**INPUT RECORDS**

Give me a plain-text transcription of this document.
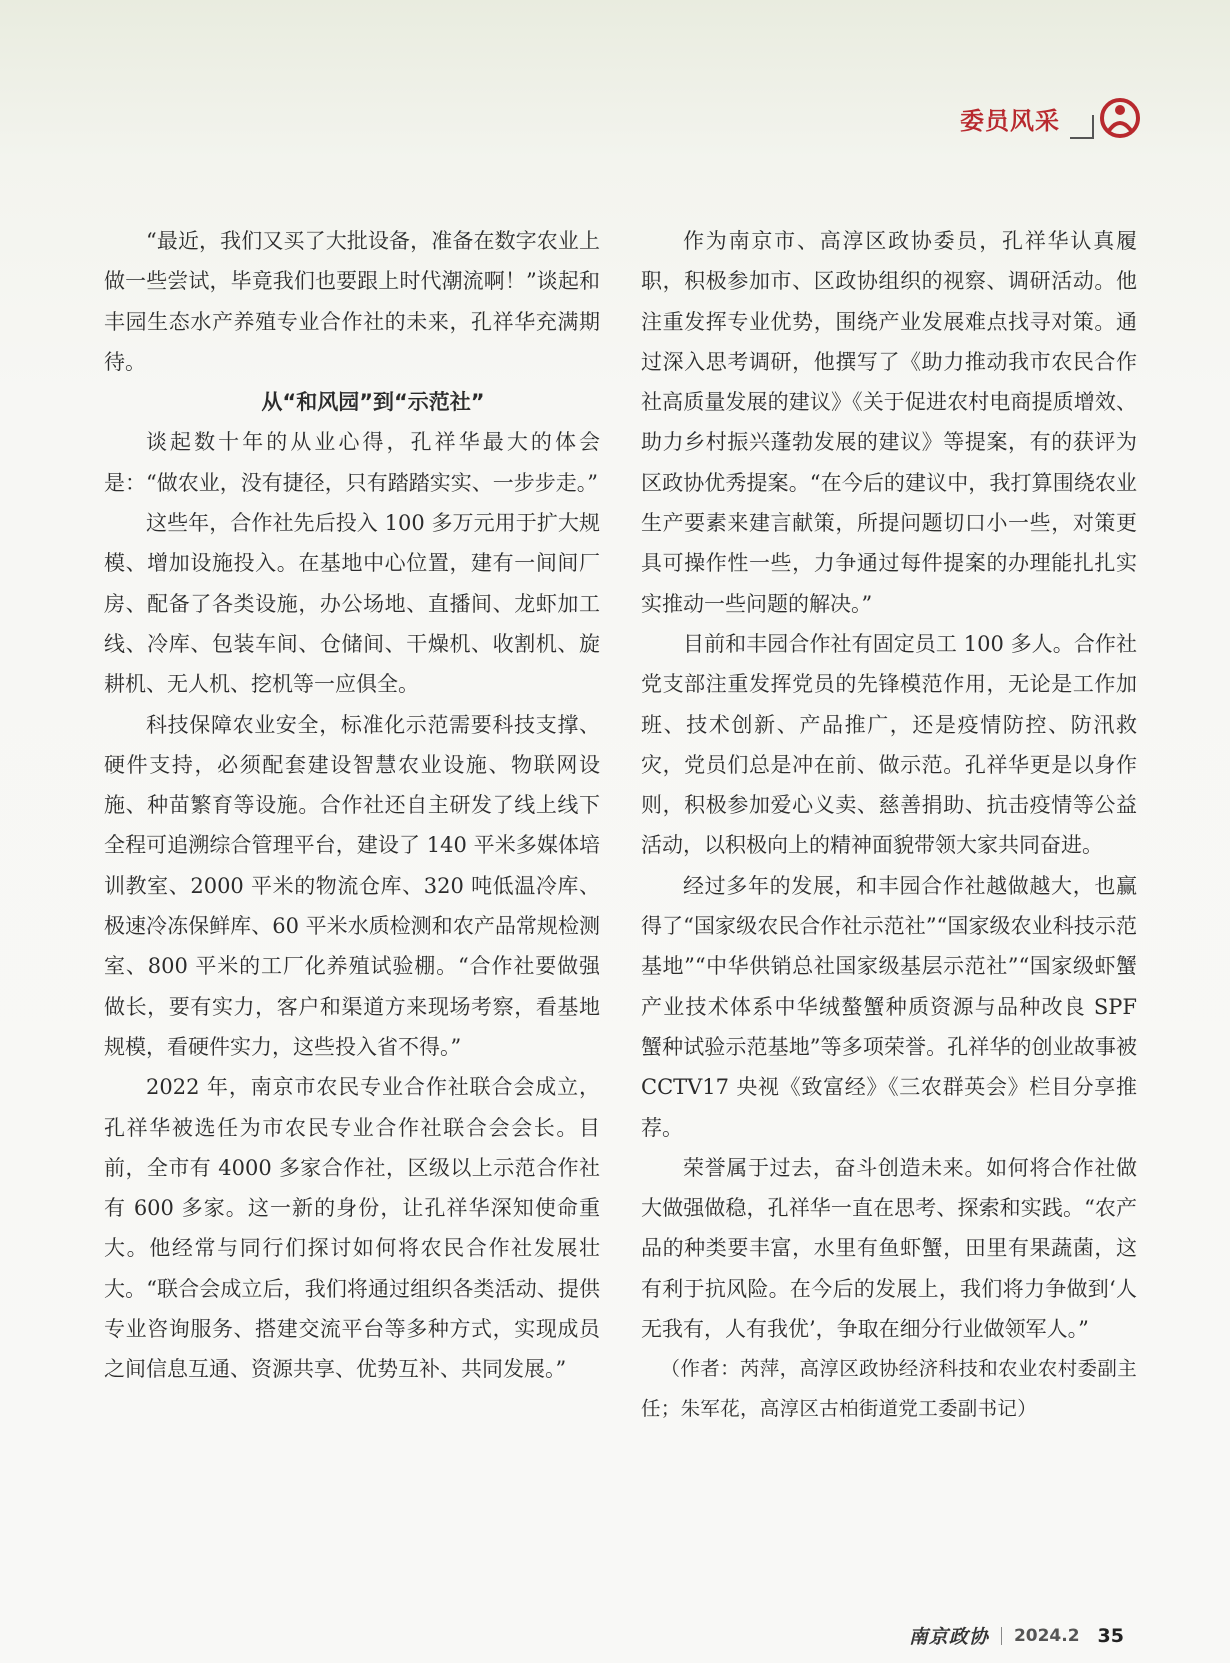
委员风采

“最近，我们又买了大批设备，准备在数字农业上做一些尝试，毕竟我们也要跟上时代潮流啊！”谈起和丰园生态水产养殖专业合作社的未来，孔祥华充满期待。

从“和风园”到“示范社”

谈起数十年的从业心得，孔祥华最大的体会是：“做农业，没有捷径，只有踏踏实实、一步步走。”

这些年，合作社先后投入 100 多万元用于扩大规模、增加设施投入。在基地中心位置，建有一间间厂房、配备了各类设施，办公场地、直播间、龙虾加工线、冷库、包装车间、仓储间、干燥机、收割机、旋耕机、无人机、挖机等一应俱全。

科技保障农业安全，标准化示范需要科技支撑、硬件支持，必须配套建设智慧农业设施、物联网设施、种苗繁育等设施。合作社还自主研发了线上线下全程可追溯综合管理平台，建设了 140 平米多媒体培训教室、2000 平米的物流仓库、320 吨低温冷库、极速冷冻保鲜库、60 平米水质检测和农产品常规检测室、800 平米的工厂化养殖试验棚。“合作社要做强做长，要有实力，客户和渠道方来现场考察，看基地规模，看硬件实力，这些投入省不得。”

2022 年，南京市农民专业合作社联合会成立，孔祥华被选任为市农民专业合作社联合会会长。目前，全市有 4000 多家合作社，区级以上示范合作社有 600 多家。这一新的身份，让孔祥华深知使命重大。他经常与同行们探讨如何将农民合作社发展壮大。“联合会成立后，我们将通过组织各类活动、提供专业咨询服务、搭建交流平台等多种方式，实现成员之间信息互通、资源共享、优势互补、共同发展。”

作为南京市、高淳区政协委员，孔祥华认真履职，积极参加市、区政协组织的视察、调研活动。他注重发挥专业优势，围绕产业发展难点找寻对策。通过深入思考调研，他撰写了《助力推动我市农民合作社高质量发展的建议》《关于促进农村电商提质增效、助力乡村振兴蓬勃发展的建议》等提案，有的获评为区政协优秀提案。“在今后的建议中，我打算围绕农业生产要素来建言献策，所提问题切口小一些，对策更具可操作性一些，力争通过每件提案的办理能扎扎实实推动一些问题的解决。”

目前和丰园合作社有固定员工 100 多人。合作社党支部注重发挥党员的先锋模范作用，无论是工作加班、技术创新、产品推广，还是疫情防控、防汛救灾，党员们总是冲在前、做示范。孔祥华更是以身作则，积极参加爱心义卖、慈善捐助、抗击疫情等公益活动，以积极向上的精神面貌带领大家共同奋进。

经过多年的发展，和丰园合作社越做越大，也赢得了“国家级农民合作社示范社”“国家级农业科技示范基地”“中华供销总社国家级基层示范社”“国家级虾蟹产业技术体系中华绒螯蟹种质资源与品种改良 SPF 蟹种试验示范基地”等多项荣誉。孔祥华的创业故事被 CCTV17 央视《致富经》《三农群英会》栏目分享推荐。

荣誉属于过去，奋斗创造未来。如何将合作社做大做强做稳，孔祥华一直在思考、探索和实践。“农产品的种类要丰富，水里有鱼虾蟹，田里有果蔬菌，这有利于抗风险。在今后的发展上，我们将力争做到‘人无我有，人有我优’，争取在细分行业做领军人。”

（作者：芮萍，高淳区政协经济科技和农业农村委副主任；朱军花，高淳区古柏街道党工委副书记）

南京政协 2024.2 35
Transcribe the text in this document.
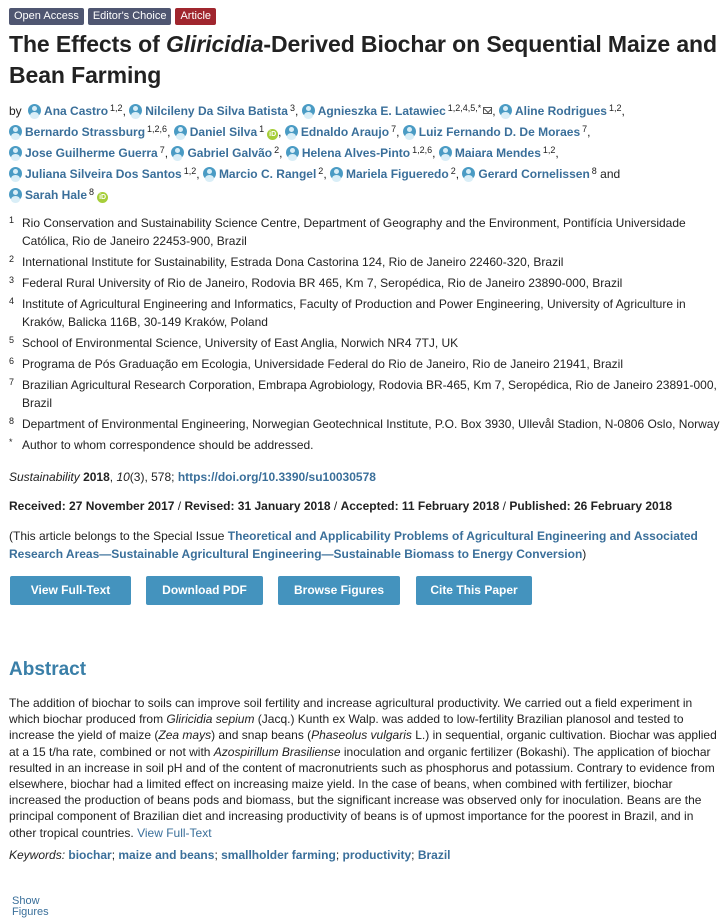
Open Access	Editor's Choice	Article
The Effects of Gliricidia-Derived Biochar on Sequential Maize and Bean Farming
by Ana Castro $^{1,2}$, Nilcileny Da Silva Batista $^3$, Agnieszka E. Latawiec $^{1,2,4,5,*}$ , Aline Rodrigues $^{1,2}$, Bernardo Strassburg $^{1,2,6}$, Daniel Silva $^1$iD , Ednaldo Araujo $^7$, Luiz Fernando D. De Moraes $^7$, Jose Guilherme Guerra $^7$, Gabriel Galvão $^2$, Helena Alves-Pinto $^{1,2,6}$, Maiara Mendes $^{1,2}$, Juliana Silveira Dos Santos $^{1,2}$, Marcio C. Rangel $^2$, Mariela Figueredo $^2$, Gerard Cornelissen $^8$ and Sarah Hale $^8$iD
1 Rio Conservation and Sustainability Science Centre, Department of Geography and the Environment, Pontifícia Universidade Católica, Rio de Janeiro 22453-900, Brazil
2 International Institute for Sustainability, Estrada Dona Castorina 124, Rio de Janeiro 22460-320, Brazil
3 Federal Rural University of Rio de Janeiro, Rodovia BR 465, Km 7, Seropédica, Rio de Janeiro 23890-000, Brazil
4 Institute of Agricultural Engineering and Informatics, Faculty of Production and Power Engineering, University of Agriculture in Kraków, Balicka 116B, 30-149 Kraków, Poland
5 School of Environmental Science, University of East Anglia, Norwich NR4 7TJ, UK
6 Programa de Pós Graduação em Ecologia, Universidade Federal do Rio de Janeiro, Rio de Janeiro 21941, Brazil
7 Brazilian Agricultural Research Corporation, Embrapa Agrobiology, Rodovia BR-465, Km 7, Seropédica, Rio de Janeiro 23891-000, Brazil
8 Department of Environmental Engineering, Norwegian Geotechnical Institute, P.O. Box 3930, Ullevål Stadion, N-0806 Oslo, Norway
* Author to whom correspondence should be addressed.
Sustainability 2018, 10(3), 578; https://doi.org/10.3390/su10030578
Received: 27 November 2017 / Revised: 31 January 2018 / Accepted: 11 February 2018 / Published: 26 February 2018
(This article belongs to the Special Issue Theoretical and Applicability Problems of Agricultural Engineering and Associated Research Areas—Sustainable Agricultural Engineering—Sustainable Biomass to Energy Conversion)
View Full-Text	Download PDF	Browse Figures	Cite This Paper
Abstract
The addition of biochar to soils can improve soil fertility and increase agricultural productivity. We carried out a field experiment in which biochar produced from Gliricidia sepium (Jacq.) Kunth ex Walp. was added to low-fertility Brazilian planosol and tested to increase the yield of maize (Zea mays) and snap beans (Phaseolus vulgaris L.) in sequential, organic cultivation. Biochar was applied at a 15 t/ha rate, combined or not with Azospirillum Brasiliense inoculation and organic fertilizer (Bokashi). The application of biochar resulted in an increase in soil pH and of the content of macronutrients such as phosphorus and potassium. Contrary to evidence from elsewhere, biochar had a limited effect on increasing maize yield. In the case of beans, when combined with fertilizer, biochar increased the production of beans pods and biomass, but the significant increase was observed only for inoculation. Beans are the principal component of Brazilian diet and increasing productivity of beans is of upmost importance for the poorest in Brazil, and in other tropical countries. View Full-Text
Keywords: biochar; maize and beans; smallholder farming; productivity; Brazil
Show Figures
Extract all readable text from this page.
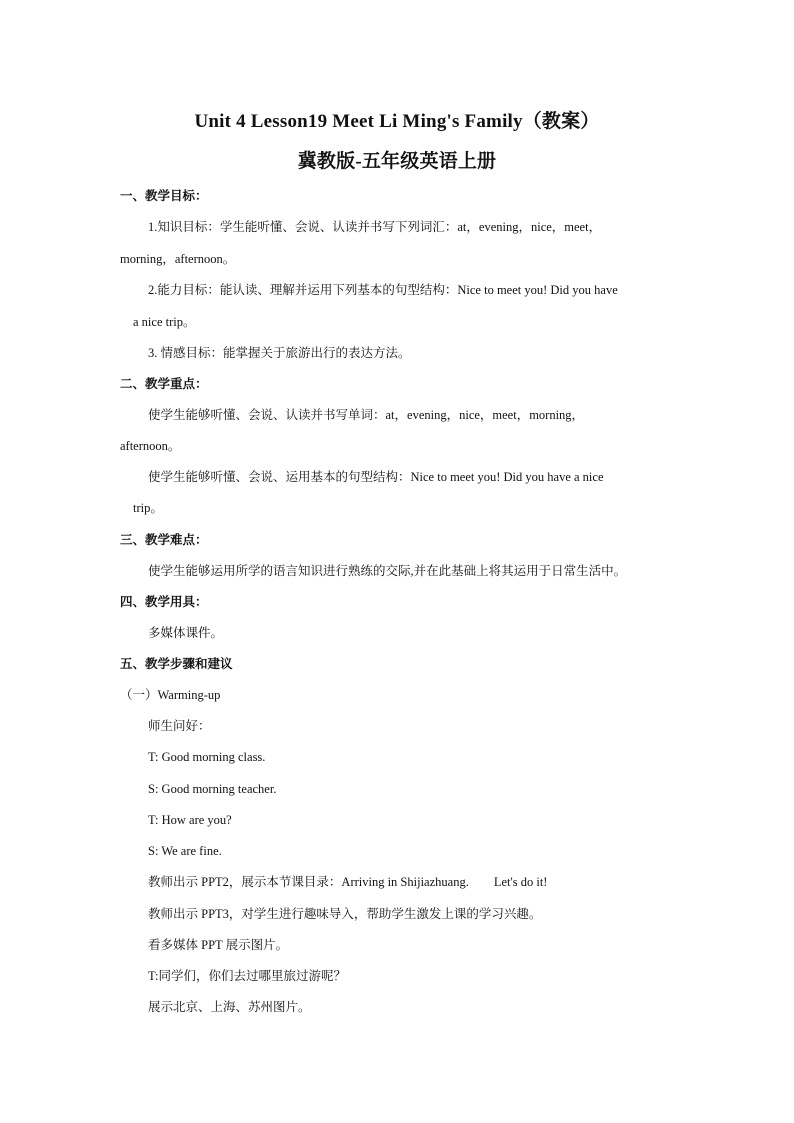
Unit 4 Lesson19 Meet Li Ming's Family（教案）
冀教版-五年级英语上册
一、教学目标：
1.知识目标：学生能听懂、会说、认读并书写下列词汇：at，evening，nice，meet，
morning，afternoon。
2.能力目标：能认读、理解并运用下列基本的句型结构：Nice to meet you! Did you have
a nice trip。
3. 情感目标：能掌握关于旅游出行的表达方法。
二、教学重点：
使学生能够听懂、会说、认读并书写单词：at，evening，nice，meet，morning，
afternoon。
使学生能够听懂、会说、运用基本的句型结构：Nice to meet you! Did you have a nice
trip。
三、教学难点：
使学生能够运用所学的语言知识进行熟练的交际,并在此基础上将其运用于日常生活中。
四、教学用具：
多媒体课件。
五、教学步骤和建议
（一）Warming-up
师生问好：
T: Good morning class.
S: Good morning teacher.
T: How are you?
S: We are fine.
教师出示 PPT2，展示本节课目录：Arriving in Shijiazhuang.        Let's do it!
教师出示 PPT3，对学生进行趣味导入，帮助学生激发上课的学习兴趣。
看多媒体 PPT 展示图片。
T:同学们，你们去过哪里旅过游呢？
展示北京、上海、苏州图片。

**REQUIREMENT**
Generate a word-for-word copy of the preceding records, excluding all pictures.

**RESPONSE BELOW**
Give me a plain-text transcription of this document.
委员风采

“最近，我们又买了大批设备，准备在数字农业上做一些尝试，毕竟我们也要跟上时代潮流啊！”谈起和丰园生态水产养殖专业合作社的未来，孔祥华充满期待。

从“和风园”到“示范社”

谈起数十年的从业心得，孔祥华最大的体会是：“做农业，没有捷径，只有踏踏实实、一步步走。”

这些年，合作社先后投入 100 多万元用于扩大规模、增加设施投入。在基地中心位置，建有一间间厂房、配备了各类设施，办公场地、直播间、龙虾加工线、冷库、包装车间、仓储间、干燥机、收割机、旋耕机、无人机、挖机等一应俱全。

科技保障农业安全，标准化示范需要科技支撑、硬件支持，必须配套建设智慧农业设施、物联网设施、种苗繁育等设施。合作社还自主研发了线上线下全程可追溯综合管理平台，建设了 140 平米多媒体培训教室、2000 平米的物流仓库、320 吨低温冷库、极速冷冻保鲜库、60 平米水质检测和农产品常规检测室、800 平米的工厂化养殖试验棚。“合作社要做强做长，要有实力，客户和渠道方来现场考察，看基地规模，看硬件实力，这些投入省不得。”

2022 年，南京市农民专业合作社联合会成立，孔祥华被选任为市农民专业合作社联合会会长。目前，全市有 4000 多家合作社，区级以上示范合作社有 600 多家。这一新的身份，让孔祥华深知使命重大。他经常与同行们探讨如何将农民合作社发展壮大。“联合会成立后，我们将通过组织各类活动、提供专业咨询服务、搭建交流平台等多种方式，实现成员之间信息互通、资源共享、优势互补、共同发展。”

作为南京市、高淳区政协委员，孔祥华认真履职，积极参加市、区政协组织的视察、调研活动。他注重发挥专业优势，围绕产业发展难点找寻对策。通过深入思考调研，他撰写了《助力推动我市农民合作社高质量发展的建议》《关于促进农村电商提质增效、助力乡村振兴蓬勃发展的建议》等提案，有的获评为区政协优秀提案。“在今后的建议中，我打算围绕农业生产要素来建言献策，所提问题切口小一些，对策更具可操作性一些，力争通过每件提案的办理能扎扎实实推动一些问题的解决。”

目前和丰园合作社有固定员工 100 多人。合作社党支部注重发挥党员的先锋模范作用，无论是工作加班、技术创新、产品推广，还是疫情防控、防汛救灾，党员们总是冲在前、做示范。孔祥华更是以身作则，积极参加爱心义卖、慈善捐助、抗击疫情等公益活动，以积极向上的精神面貌带领大家共同奋进。

经过多年的发展，和丰园合作社越做越大，也赢得了“国家级农民合作社示范社”“国家级农业科技示范基地”“中华供销总社国家级基层示范社”“国家级虾蟹产业技术体系中华绒螯蟹种质资源与品种改良 SPF 蟹种试验示范基地”等多项荣誉。孔祥华的创业故事被 CCTV17 央视《致富经》《三农群英会》栏目分享推荐。

荣誉属于过去，奋斗创造未来。如何将合作社做大做强做稳，孔祥华一直在思考、探索和实践。“农产品的种类要丰富，水里有鱼虾蟹，田里有果蔬菌，这有利于抗风险。在今后的发展上，我们将力争做到‘人无我有，人有我优’，争取在细分行业做领军人。”

（作者：芮萍，高淳区政协经济科技和农业农村委副主任；朱军花，高淳区古柏街道党工委副书记）

南京政协 2024.2 35
Transcribe the text in this document.
Open Access	Editor's Choice	Article
The Effects of Gliricidia-Derived Biochar on Sequential Maize and Bean Farming
by Ana Castro $^{1,2}$, Nilcileny Da Silva Batista $^3$, Agnieszka E. Latawiec $^{1,2,4,5,*}$ , Aline Rodrigues $^{1,2}$, Bernardo Strassburg $^{1,2,6}$, Daniel Silva $^1$iD , Ednaldo Araujo $^7$, Luiz Fernando D. De Moraes $^7$, Jose Guilherme Guerra $^7$, Gabriel Galvão $^2$, Helena Alves-Pinto $^{1,2,6}$, Maiara Mendes $^{1,2}$, Juliana Silveira Dos Santos $^{1,2}$, Marcio C. Rangel $^2$, Mariela Figueredo $^2$, Gerard Cornelissen $^8$ and Sarah Hale $^8$iD
1 Rio Conservation and Sustainability Science Centre, Department of Geography and the Environment, Pontifícia Universidade Católica, Rio de Janeiro 22453-900, Brazil
2 International Institute for Sustainability, Estrada Dona Castorina 124, Rio de Janeiro 22460-320, Brazil
3 Federal Rural University of Rio de Janeiro, Rodovia BR 465, Km 7, Seropédica, Rio de Janeiro 23890-000, Brazil
4 Institute of Agricultural Engineering and Informatics, Faculty of Production and Power Engineering, University of Agriculture in Kraków, Balicka 116B, 30-149 Kraków, Poland
5 School of Environmental Science, University of East Anglia, Norwich NR4 7TJ, UK
6 Programa de Pós Graduação em Ecologia, Universidade Federal do Rio de Janeiro, Rio de Janeiro 21941, Brazil
7 Brazilian Agricultural Research Corporation, Embrapa Agrobiology, Rodovia BR-465, Km 7, Seropédica, Rio de Janeiro 23891-000, Brazil
8 Department of Environmental Engineering, Norwegian Geotechnical Institute, P.O. Box 3930, Ullevål Stadion, N-0806 Oslo, Norway
* Author to whom correspondence should be addressed.
Sustainability 2018, 10(3), 578; https://doi.org/10.3390/su10030578
Received: 27 November 2017 / Revised: 31 January 2018 / Accepted: 11 February 2018 / Published: 26 February 2018
(This article belongs to the Special Issue Theoretical and Applicability Problems of Agricultural Engineering and Associated Research Areas—Sustainable Agricultural Engineering—Sustainable Biomass to Energy Conversion)
View Full-Text	Download PDF	Browse Figures	Cite This Paper
Abstract
The addition of biochar to soils can improve soil fertility and increase agricultural productivity. We carried out a field experiment in which biochar produced from Gliricidia sepium (Jacq.) Kunth ex Walp. was added to low-fertility Brazilian planosol and tested to increase the yield of maize (Zea mays) and snap beans (Phaseolus vulgaris L.) in sequential, organic cultivation. Biochar was applied at a 15 t/ha rate, combined or not with Azospirillum Brasiliense inoculation and organic fertilizer (Bokashi). The application of biochar resulted in an increase in soil pH and of the content of macronutrients such as phosphorus and potassium. Contrary to evidence from elsewhere, biochar had a limited effect on increasing maize yield. In the case of beans, when combined with fertilizer, biochar increased the production of beans pods and biomass, but the significant increase was observed only for inoculation. Beans are the principal component of Brazilian diet and increasing productivity of beans is of upmost importance for the poorest in Brazil, and in other tropical countries. View Full-Text
Keywords: biochar; maize and beans; smallholder farming; productivity; Brazil
Show Figures
Extract all readable text from this page.
Unit 4 Lesson19 Meet Li Ming's Family（教案）
冀教版-五年级英语上册
一、教学目标：
1.知识目标：学生能听懂、会说、认读并书写下列词汇：at，evening，nice，meet，
morning，afternoon。
2.能力目标：能认读、理解并运用下列基本的句型结构：Nice to meet you! Did you have
a nice trip。
3. 情感目标：能掌握关于旅游出行的表达方法。
二、教学重点：
使学生能够听懂、会说、认读并书写单词：at，evening，nice，meet，morning，
afternoon。
使学生能够听懂、会说、运用基本的句型结构：Nice to meet you! Did you have a nice
trip。
三、教学难点：
使学生能够运用所学的语言知识进行熟练的交际,并在此基础上将其运用于日常生活中。
四、教学用具：
多媒体课件。
五、教学步骤和建议
（一）Warming-up
师生问好：
T: Good morning class.
S: Good morning teacher.
T: How are you?
S: We are fine.
教师出示 PPT2，展示本节课目录：Arriving in Shijiazhuang.        Let's do it!
教师出示 PPT3，对学生进行趣味导入，帮助学生激发上课的学习兴趣。
看多媒体 PPT 展示图片。
T:同学们，你们去过哪里旅过游呢？
展示北京、上海、苏州图片。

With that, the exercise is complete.